**What you have to do:** Copy each line below without leaving any out.

==============================

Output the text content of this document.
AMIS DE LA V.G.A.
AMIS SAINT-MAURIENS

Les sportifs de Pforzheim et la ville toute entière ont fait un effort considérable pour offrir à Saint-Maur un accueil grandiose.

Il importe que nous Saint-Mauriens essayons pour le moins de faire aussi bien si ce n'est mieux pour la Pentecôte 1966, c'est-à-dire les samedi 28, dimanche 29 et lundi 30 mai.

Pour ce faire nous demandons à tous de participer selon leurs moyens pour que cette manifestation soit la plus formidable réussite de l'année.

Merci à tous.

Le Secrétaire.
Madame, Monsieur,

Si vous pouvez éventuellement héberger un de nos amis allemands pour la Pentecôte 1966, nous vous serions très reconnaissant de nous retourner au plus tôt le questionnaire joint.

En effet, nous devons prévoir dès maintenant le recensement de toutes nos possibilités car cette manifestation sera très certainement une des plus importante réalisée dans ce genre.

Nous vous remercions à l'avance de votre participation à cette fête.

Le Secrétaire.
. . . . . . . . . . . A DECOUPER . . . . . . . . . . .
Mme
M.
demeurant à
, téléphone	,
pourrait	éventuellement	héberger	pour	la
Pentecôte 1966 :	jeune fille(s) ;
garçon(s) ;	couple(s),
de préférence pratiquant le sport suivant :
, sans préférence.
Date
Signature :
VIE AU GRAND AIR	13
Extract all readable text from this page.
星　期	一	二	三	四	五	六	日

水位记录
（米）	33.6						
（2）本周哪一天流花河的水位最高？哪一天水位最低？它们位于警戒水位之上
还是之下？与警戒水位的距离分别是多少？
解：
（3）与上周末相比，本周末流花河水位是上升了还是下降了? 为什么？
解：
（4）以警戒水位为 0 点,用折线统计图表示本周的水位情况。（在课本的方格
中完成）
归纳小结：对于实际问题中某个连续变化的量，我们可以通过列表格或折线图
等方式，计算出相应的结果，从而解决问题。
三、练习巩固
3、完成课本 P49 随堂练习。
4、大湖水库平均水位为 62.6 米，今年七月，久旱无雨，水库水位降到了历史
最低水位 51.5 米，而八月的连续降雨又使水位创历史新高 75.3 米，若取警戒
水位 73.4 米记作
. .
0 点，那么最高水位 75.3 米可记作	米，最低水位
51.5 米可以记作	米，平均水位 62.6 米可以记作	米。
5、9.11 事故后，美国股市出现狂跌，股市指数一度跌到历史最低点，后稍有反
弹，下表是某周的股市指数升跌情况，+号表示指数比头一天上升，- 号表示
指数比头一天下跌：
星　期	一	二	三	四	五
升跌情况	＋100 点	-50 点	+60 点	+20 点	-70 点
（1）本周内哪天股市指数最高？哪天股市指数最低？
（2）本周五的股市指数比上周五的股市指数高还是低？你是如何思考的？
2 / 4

==============================

**Result of this exercise:**
Output the text content of this document.
AMIS DE LA V.G.A.
AMIS SAINT-MAURIENS

Les sportifs de Pforzheim et la ville toute entière ont fait un effort considérable pour offrir à Saint-Maur un accueil grandiose.

Il importe que nous Saint-Mauriens essayons pour le moins de faire aussi bien si ce n'est mieux pour la Pentecôte 1966, c'est-à-dire les samedi 28, dimanche 29 et lundi 30 mai.

Pour ce faire nous demandons à tous de participer selon leurs moyens pour que cette manifestation soit la plus formidable réussite de l'année.

Merci à tous.

Le Secrétaire.
Madame, Monsieur,

Si vous pouvez éventuellement héberger un de nos amis allemands pour la Pentecôte 1966, nous vous serions très reconnaissant de nous retourner au plus tôt le questionnaire joint.

En effet, nous devons prévoir dès maintenant le recensement de toutes nos possibilités car cette manifestation sera très certainement une des plus importante réalisée dans ce genre.

Nous vous remercions à l'avance de votre participation à cette fête.

Le Secrétaire.
. . . . . . . . . . . A DECOUPER . . . . . . . . . . .
Mme
M.
demeurant à
, téléphone	,
pourrait	éventuellement	héberger	pour	la
Pentecôte 1966 :	jeune fille(s) ;
garçon(s) ;	couple(s),
de préférence pratiquant le sport suivant :
, sans préférence.
Date
Signature :
VIE AU GRAND AIR	13
Extract all readable text from this page.
星　期	一	二	三	四	五	六	日

水位记录
（米）	33.6						
（2）本周哪一天流花河的水位最高？哪一天水位最低？它们位于警戒水位之上
还是之下？与警戒水位的距离分别是多少？
解：
（3）与上周末相比，本周末流花河水位是上升了还是下降了? 为什么？
解：
（4）以警戒水位为 0 点,用折线统计图表示本周的水位情况。（在课本的方格
中完成）
归纳小结：对于实际问题中某个连续变化的量，我们可以通过列表格或折线图
等方式，计算出相应的结果，从而解决问题。
三、练习巩固
3、完成课本 P49 随堂练习。
4、大湖水库平均水位为 62.6 米，今年七月，久旱无雨，水库水位降到了历史
最低水位 51.5 米，而八月的连续降雨又使水位创历史新高 75.3 米，若取警戒
水位 73.4 米记作
. .
0 点，那么最高水位 75.3 米可记作	米，最低水位
51.5 米可以记作	米，平均水位 62.6 米可以记作	米。
5、9.11 事故后，美国股市出现狂跌，股市指数一度跌到历史最低点，后稍有反
弹，下表是某周的股市指数升跌情况，+号表示指数比头一天上升，- 号表示
指数比头一天下跌：
星　期	一	二	三	四	五
升跌情况	＋100 点	-50 点	+60 点	+20 点	-70 点
（1）本周内哪天股市指数最高？哪天股市指数最低？
（2）本周五的股市指数比上周五的股市指数高还是低？你是如何思考的？
2 / 4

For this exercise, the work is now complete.